- WRITTEN PROBLEM
For the data below, report only the number of lines containing the string "text".

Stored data
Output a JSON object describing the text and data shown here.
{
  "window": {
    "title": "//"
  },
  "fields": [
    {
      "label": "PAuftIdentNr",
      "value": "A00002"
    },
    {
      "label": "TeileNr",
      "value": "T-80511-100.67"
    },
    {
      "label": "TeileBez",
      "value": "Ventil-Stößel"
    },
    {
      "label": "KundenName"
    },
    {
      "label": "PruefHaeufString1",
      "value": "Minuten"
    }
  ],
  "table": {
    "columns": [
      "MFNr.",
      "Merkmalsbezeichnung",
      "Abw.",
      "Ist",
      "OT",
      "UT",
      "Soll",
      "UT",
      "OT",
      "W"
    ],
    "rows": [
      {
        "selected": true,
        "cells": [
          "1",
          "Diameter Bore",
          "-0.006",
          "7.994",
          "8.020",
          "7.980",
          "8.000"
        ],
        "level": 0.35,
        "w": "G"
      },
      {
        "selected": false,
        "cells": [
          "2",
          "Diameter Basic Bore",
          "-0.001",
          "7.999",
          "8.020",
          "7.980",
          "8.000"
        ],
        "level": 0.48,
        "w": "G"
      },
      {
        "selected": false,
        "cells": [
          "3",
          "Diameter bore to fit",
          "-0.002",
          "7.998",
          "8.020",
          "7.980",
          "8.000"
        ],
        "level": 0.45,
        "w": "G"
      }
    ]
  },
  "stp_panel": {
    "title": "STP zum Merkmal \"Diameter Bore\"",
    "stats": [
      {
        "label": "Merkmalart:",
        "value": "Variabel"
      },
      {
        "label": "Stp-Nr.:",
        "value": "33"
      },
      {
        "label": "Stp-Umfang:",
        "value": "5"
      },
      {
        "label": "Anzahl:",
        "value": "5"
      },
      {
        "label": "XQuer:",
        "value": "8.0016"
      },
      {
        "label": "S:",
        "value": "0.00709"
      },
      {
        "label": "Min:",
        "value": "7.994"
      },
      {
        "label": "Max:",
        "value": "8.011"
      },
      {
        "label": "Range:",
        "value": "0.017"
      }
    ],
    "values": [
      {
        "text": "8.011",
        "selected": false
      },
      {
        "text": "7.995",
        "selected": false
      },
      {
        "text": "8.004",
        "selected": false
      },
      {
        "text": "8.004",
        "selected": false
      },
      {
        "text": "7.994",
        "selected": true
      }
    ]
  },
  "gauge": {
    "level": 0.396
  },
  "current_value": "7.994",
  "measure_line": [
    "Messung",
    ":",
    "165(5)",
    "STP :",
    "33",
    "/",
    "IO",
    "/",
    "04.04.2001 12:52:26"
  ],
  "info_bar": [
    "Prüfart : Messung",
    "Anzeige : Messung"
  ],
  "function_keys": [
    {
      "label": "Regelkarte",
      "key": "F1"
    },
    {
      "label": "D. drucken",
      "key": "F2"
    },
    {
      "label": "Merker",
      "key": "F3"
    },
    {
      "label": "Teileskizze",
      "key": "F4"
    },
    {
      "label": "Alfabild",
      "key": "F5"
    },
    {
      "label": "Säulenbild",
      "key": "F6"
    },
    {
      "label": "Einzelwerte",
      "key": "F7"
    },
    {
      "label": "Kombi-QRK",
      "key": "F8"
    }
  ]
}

- RESPONSE FOR THIS EXERCISE
6